Instructions to follow:
Can you write out the whole listing exactly?

Figure collection entries:
________
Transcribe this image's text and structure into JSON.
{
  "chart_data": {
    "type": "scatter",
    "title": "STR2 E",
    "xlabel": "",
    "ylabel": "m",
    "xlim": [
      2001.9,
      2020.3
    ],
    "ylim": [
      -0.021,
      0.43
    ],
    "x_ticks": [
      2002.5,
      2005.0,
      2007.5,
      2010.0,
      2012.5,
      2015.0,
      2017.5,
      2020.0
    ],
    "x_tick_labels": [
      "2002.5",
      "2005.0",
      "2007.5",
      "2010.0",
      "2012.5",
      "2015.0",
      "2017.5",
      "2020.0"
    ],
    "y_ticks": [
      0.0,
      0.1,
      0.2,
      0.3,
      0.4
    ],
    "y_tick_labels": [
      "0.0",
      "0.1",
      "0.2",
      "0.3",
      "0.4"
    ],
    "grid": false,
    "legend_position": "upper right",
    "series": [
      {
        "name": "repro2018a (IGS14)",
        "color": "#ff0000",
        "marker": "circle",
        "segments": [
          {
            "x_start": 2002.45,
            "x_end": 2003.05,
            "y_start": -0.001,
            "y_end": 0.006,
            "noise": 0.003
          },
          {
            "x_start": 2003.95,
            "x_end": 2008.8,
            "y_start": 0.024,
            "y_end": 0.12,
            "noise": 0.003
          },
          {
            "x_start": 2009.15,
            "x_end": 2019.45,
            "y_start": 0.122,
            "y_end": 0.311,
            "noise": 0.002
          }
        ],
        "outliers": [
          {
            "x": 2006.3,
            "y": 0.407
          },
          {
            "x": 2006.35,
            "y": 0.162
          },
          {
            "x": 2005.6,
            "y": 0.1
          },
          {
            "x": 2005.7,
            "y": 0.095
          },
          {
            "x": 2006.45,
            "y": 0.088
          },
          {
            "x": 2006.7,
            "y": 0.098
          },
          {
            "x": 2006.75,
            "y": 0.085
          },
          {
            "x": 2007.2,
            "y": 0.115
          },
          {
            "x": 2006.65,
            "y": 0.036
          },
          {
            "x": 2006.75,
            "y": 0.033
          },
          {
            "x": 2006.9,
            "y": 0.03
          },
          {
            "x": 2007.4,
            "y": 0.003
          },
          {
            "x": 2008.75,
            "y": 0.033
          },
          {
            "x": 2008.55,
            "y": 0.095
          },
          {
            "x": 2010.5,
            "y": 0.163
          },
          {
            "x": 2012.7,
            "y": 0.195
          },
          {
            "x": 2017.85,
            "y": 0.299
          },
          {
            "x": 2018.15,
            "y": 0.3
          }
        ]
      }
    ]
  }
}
________
Task answer:
Transcribe this image's text and structure into JSON.
{
  "chart_data": {
    "type": "scatter",
    "title": "STR2 E",
    "xlabel": "",
    "ylabel": "m",
    "xlim": [
      2001.9,
      2020.3
    ],
    "ylim": [
      -0.021,
      0.43
    ],
    "x_ticks": [
      2002.5,
      2005.0,
      2007.5,
      2010.0,
      2012.5,
      2015.0,
      2017.5,
      2020.0
    ],
    "x_tick_labels": [
      "2002.5",
      "2005.0",
      "2007.5",
      "2010.0",
      "2012.5",
      "2015.0",
      "2017.5",
      "2020.0"
    ],
    "y_ticks": [
      0.0,
      0.1,
      0.2,
      0.3,
      0.4
    ],
    "y_tick_labels": [
      "0.0",
      "0.1",
      "0.2",
      "0.3",
      "0.4"
    ],
    "grid": false,
    "legend_position": "upper right",
    "series": [
      {
        "name": "repro2018a (IGS14)",
        "color": "#ff0000",
        "marker": "circle",
        "segments": [
          {
            "x_start": 2002.45,
            "x_end": 2003.05,
            "y_start": -0.001,
            "y_end": 0.006,
            "noise": 0.003
          },
          {
            "x_start": 2003.95,
            "x_end": 2008.8,
            "y_start": 0.024,
            "y_end": 0.12,
            "noise": 0.003
          },
          {
            "x_start": 2009.15,
            "x_end": 2019.45,
            "y_start": 0.122,
            "y_end": 0.311,
            "noise": 0.002
          }
        ],
        "outliers": [
          {
            "x": 2006.3,
            "y": 0.407
          },
          {
            "x": 2006.35,
            "y": 0.162
          },
          {
            "x": 2005.6,
            "y": 0.1
          },
          {
            "x": 2005.7,
            "y": 0.095
          },
          {
            "x": 2006.45,
            "y": 0.088
          },
          {
            "x": 2006.7,
            "y": 0.098
          },
          {
            "x": 2006.75,
            "y": 0.085
          },
          {
            "x": 2007.2,
            "y": 0.115
          },
          {
            "x": 2006.65,
            "y": 0.036
          },
          {
            "x": 2006.75,
            "y": 0.033
          },
          {
            "x": 2006.9,
            "y": 0.03
          },
          {
            "x": 2007.4,
            "y": 0.003
          },
          {
            "x": 2008.75,
            "y": 0.033
          },
          {
            "x": 2008.55,
            "y": 0.095
          },
          {
            "x": 2010.5,
            "y": 0.163
          },
          {
            "x": 2012.7,
            "y": 0.195
          },
          {
            "x": 2017.85,
            "y": 0.299
          },
          {
            "x": 2018.15,
            "y": 0.3
          }
        ]
      }
    ]
  }
}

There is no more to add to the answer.